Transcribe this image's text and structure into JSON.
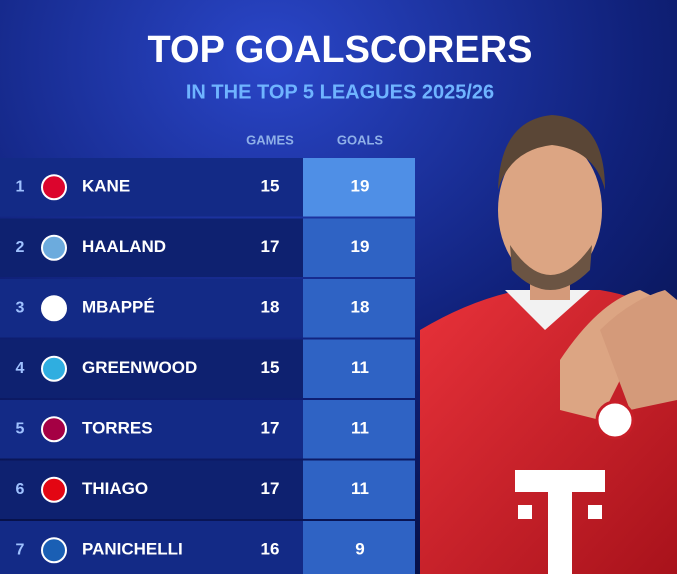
{
  "header": {
    "title": "TOP GOALSCORERS",
    "subtitle": "IN THE TOP 5 LEAGUES 2025/26"
  },
  "table": {
    "columns": [
      "GAMES",
      "GOALS"
    ],
    "rows": [
      {
        "rank": "1",
        "name": "KANE",
        "games": 15,
        "goals": 19
      },
      {
        "rank": "2",
        "name": "HAALAND",
        "games": 17,
        "goals": 19
      },
      {
        "rank": "3",
        "name": "MBAPPÉ",
        "games": 18,
        "goals": 18
      },
      {
        "rank": "4",
        "name": "GREENWOOD",
        "games": 15,
        "goals": 11
      },
      {
        "rank": "5",
        "name": "TORRES",
        "games": 17,
        "goals": 11
      },
      {
        "rank": "6",
        "name": "THIAGO",
        "games": 17,
        "goals": 11
      },
      {
        "rank": "7",
        "name": "PANICHELLI",
        "games": 16,
        "goals": 9
      }
    ]
  }
}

################

• WHAT THE TASK ASKS
Copy each line that contains the word "rank".

• SOLUTION FOR THIS TASK
        "rank": "1",
        "rank": "2",
        "rank": "3",
        "rank": "4",
        "rank": "5",
        "rank": "6",
        "rank": "7",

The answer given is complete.